** GIVEN RECORDS **

☆ ☆ ☆ ☆ ☆

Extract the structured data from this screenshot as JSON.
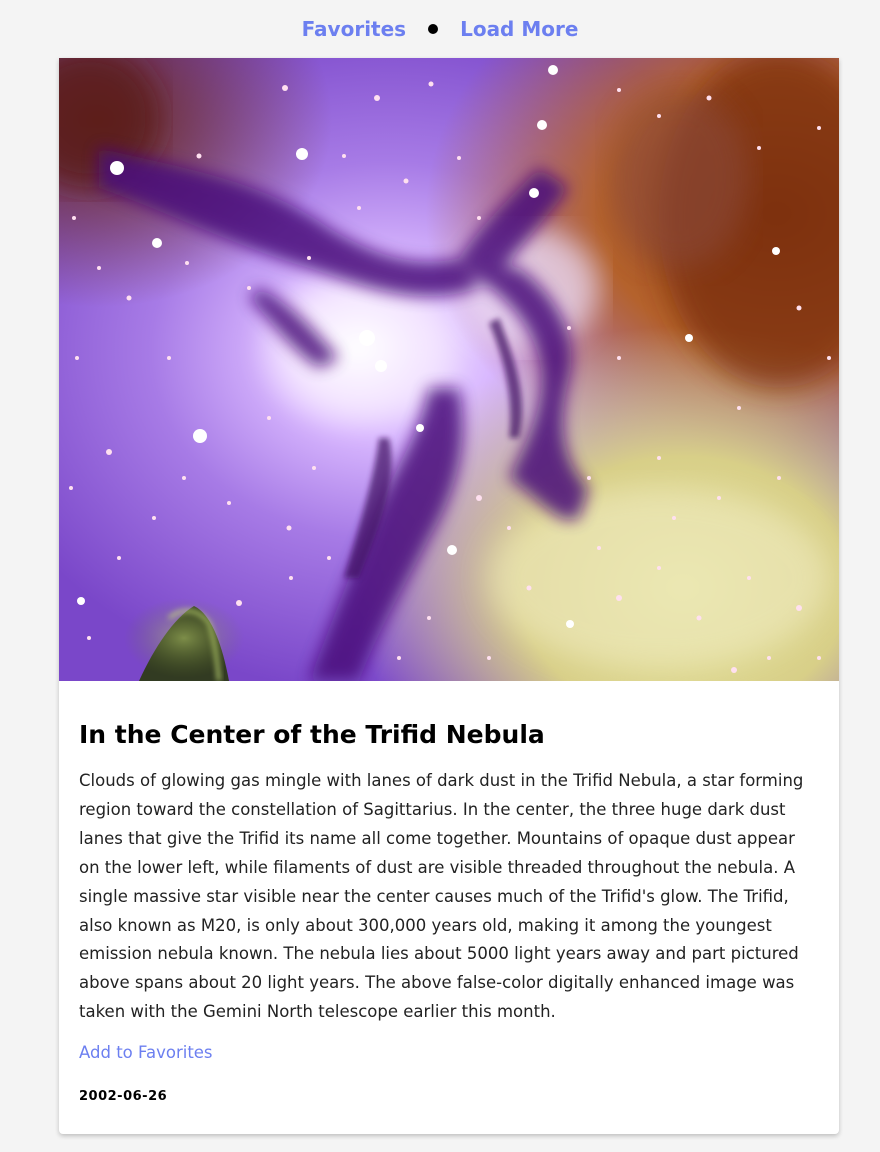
{
  "nav": {
    "favorites_label": "Favorites",
    "load_more_label": "Load More",
    "link_color": "#6c7ff0"
  },
  "post": {
    "title": "In the Center of the Trifid Nebula",
    "image_alt": "Trifid Nebula (M20) false-color image: purple and pink glowing gas, dark dust lanes, orange-brown dust cloud at right, yellow-green glow at lower right, scattered bright stars",
    "description": "Clouds of glowing gas mingle with lanes of dark dust in the Trifid Nebula, a star forming region toward the constellation of Sagittarius. In the center, the three huge dark dust lanes that give the Trifid its name all come together. Mountains of opaque dust appear on the lower left, while filaments of dust are visible threaded throughout the nebula. A single massive star visible near the center causes much of the Trifid's glow. The Trifid, also known as M20, is only about 300,000 years old, making it among the youngest emission nebula known. The nebula lies about 5000 light years away and part pictured above spans about 20 light years. The above false-color digitally enhanced image was taken with the Gemini North telescope earlier this month.",
    "add_favorite_label": "Add to Favorites",
    "date": "2002-06-26"
  }
}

☆ ☆ ☆ ☆ ☆

Output the lines above in full and exactly as given, omitting any pictures.

** EXERCISE RESPONSE **
Extract the structured data from this screenshot as JSON.
{
  "nav": {
    "favorites_label": "Favorites",
    "load_more_label": "Load More",
    "link_color": "#6c7ff0"
  },
  "post": {
    "title": "In the Center of the Trifid Nebula",
    "image_alt": "Trifid Nebula (M20) false-color image: purple and pink glowing gas, dark dust lanes, orange-brown dust cloud at right, yellow-green glow at lower right, scattered bright stars",
    "description": "Clouds of glowing gas mingle with lanes of dark dust in the Trifid Nebula, a star forming region toward the constellation of Sagittarius. In the center, the three huge dark dust lanes that give the Trifid its name all come together. Mountains of opaque dust appear on the lower left, while filaments of dust are visible threaded throughout the nebula. A single massive star visible near the center causes much of the Trifid's glow. The Trifid, also known as M20, is only about 300,000 years old, making it among the youngest emission nebula known. The nebula lies about 5000 light years away and part pictured above spans about 20 light years. The above false-color digitally enhanced image was taken with the Gemini North telescope earlier this month.",
    "add_favorite_label": "Add to Favorites",
    "date": "2002-06-26"
  }
}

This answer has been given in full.